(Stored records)
·····
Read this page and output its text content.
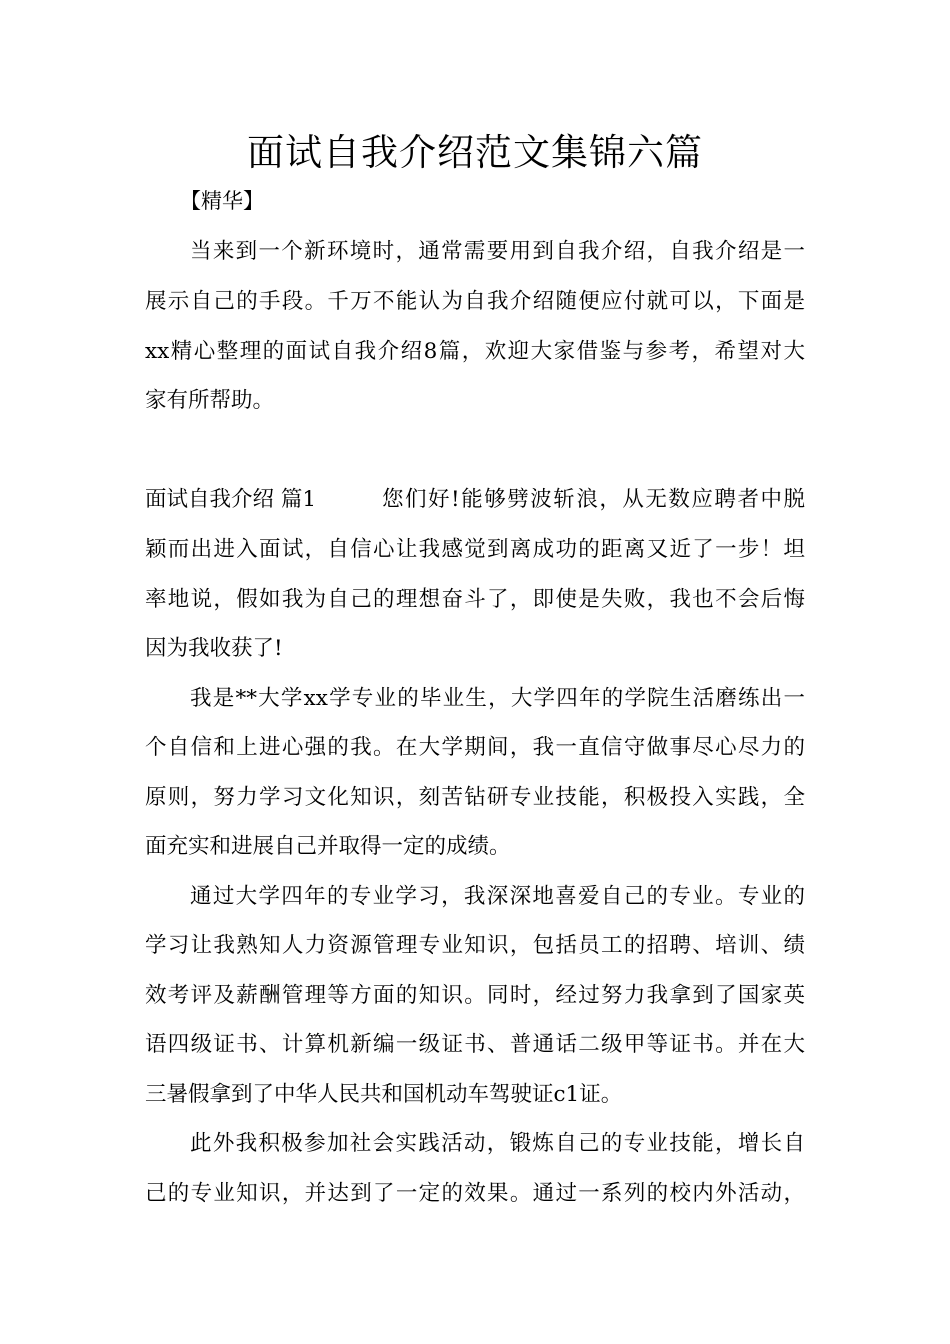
面试自我介绍范文集锦六篇
【精华】
当来到一个新环境时，通常需要用到自我介绍，自我介绍是一
展示自己的手段。千万不能认为自我介绍随便应付就可以，下面是
xx精心整理的面试自我介绍8篇，欢迎大家借鉴与参考，希望对大
家有所帮助。
面试自我介绍 篇1	您们好!能够劈波斩浪，从无数应聘者中脱
颖而出进入面试，自信心让我感觉到离成功的距离又近了一步！坦
率地说，假如我为自己的理想奋斗了，即使是失败，我也不会后悔
因为我收获了!
我是**大学xx学专业的毕业生，大学四年的学院生活磨练出一
个自信和上进心强的我。在大学期间，我一直信守做事尽心尽力的
原则，努力学习文化知识，刻苦钻研专业技能，积极投入实践，全
面充实和进展自己并取得一定的成绩。
通过大学四年的专业学习，我深深地喜爱自己的专业。专业的
学习让我熟知人力资源管理专业知识，包括员工的招聘、培训、绩
效考评及薪酬管理等方面的知识。同时，经过努力我拿到了国家英
语四级证书、计算机新编一级证书、普通话二级甲等证书。并在大
三暑假拿到了中华人民共和国机动车驾驶证c1证。
此外我积极参加社会实践活动，锻炼自己的专业技能，增长自
己的专业知识，并达到了一定的效果。通过一系列的校内外活动，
·····
• _What the task asks_:
Reproduce all entries exactly. Pictures do not belong in the copy.

• _Exercise result_:
Read this page and output its text content.
面试自我介绍范文集锦六篇
【精华】
当来到一个新环境时，通常需要用到自我介绍，自我介绍是一
展示自己的手段。千万不能认为自我介绍随便应付就可以，下面是
xx精心整理的面试自我介绍8篇，欢迎大家借鉴与参考，希望对大
家有所帮助。
面试自我介绍 篇1	您们好!能够劈波斩浪，从无数应聘者中脱
颖而出进入面试，自信心让我感觉到离成功的距离又近了一步！坦
率地说，假如我为自己的理想奋斗了，即使是失败，我也不会后悔
因为我收获了!
我是**大学xx学专业的毕业生，大学四年的学院生活磨练出一
个自信和上进心强的我。在大学期间，我一直信守做事尽心尽力的
原则，努力学习文化知识，刻苦钻研专业技能，积极投入实践，全
面充实和进展自己并取得一定的成绩。
通过大学四年的专业学习，我深深地喜爱自己的专业。专业的
学习让我熟知人力资源管理专业知识，包括员工的招聘、培训、绩
效考评及薪酬管理等方面的知识。同时，经过努力我拿到了国家英
语四级证书、计算机新编一级证书、普通话二级甲等证书。并在大
三暑假拿到了中华人民共和国机动车驾驶证c1证。
此外我积极参加社会实践活动，锻炼自己的专业技能，增长自
己的专业知识，并达到了一定的效果。通过一系列的校内外活动，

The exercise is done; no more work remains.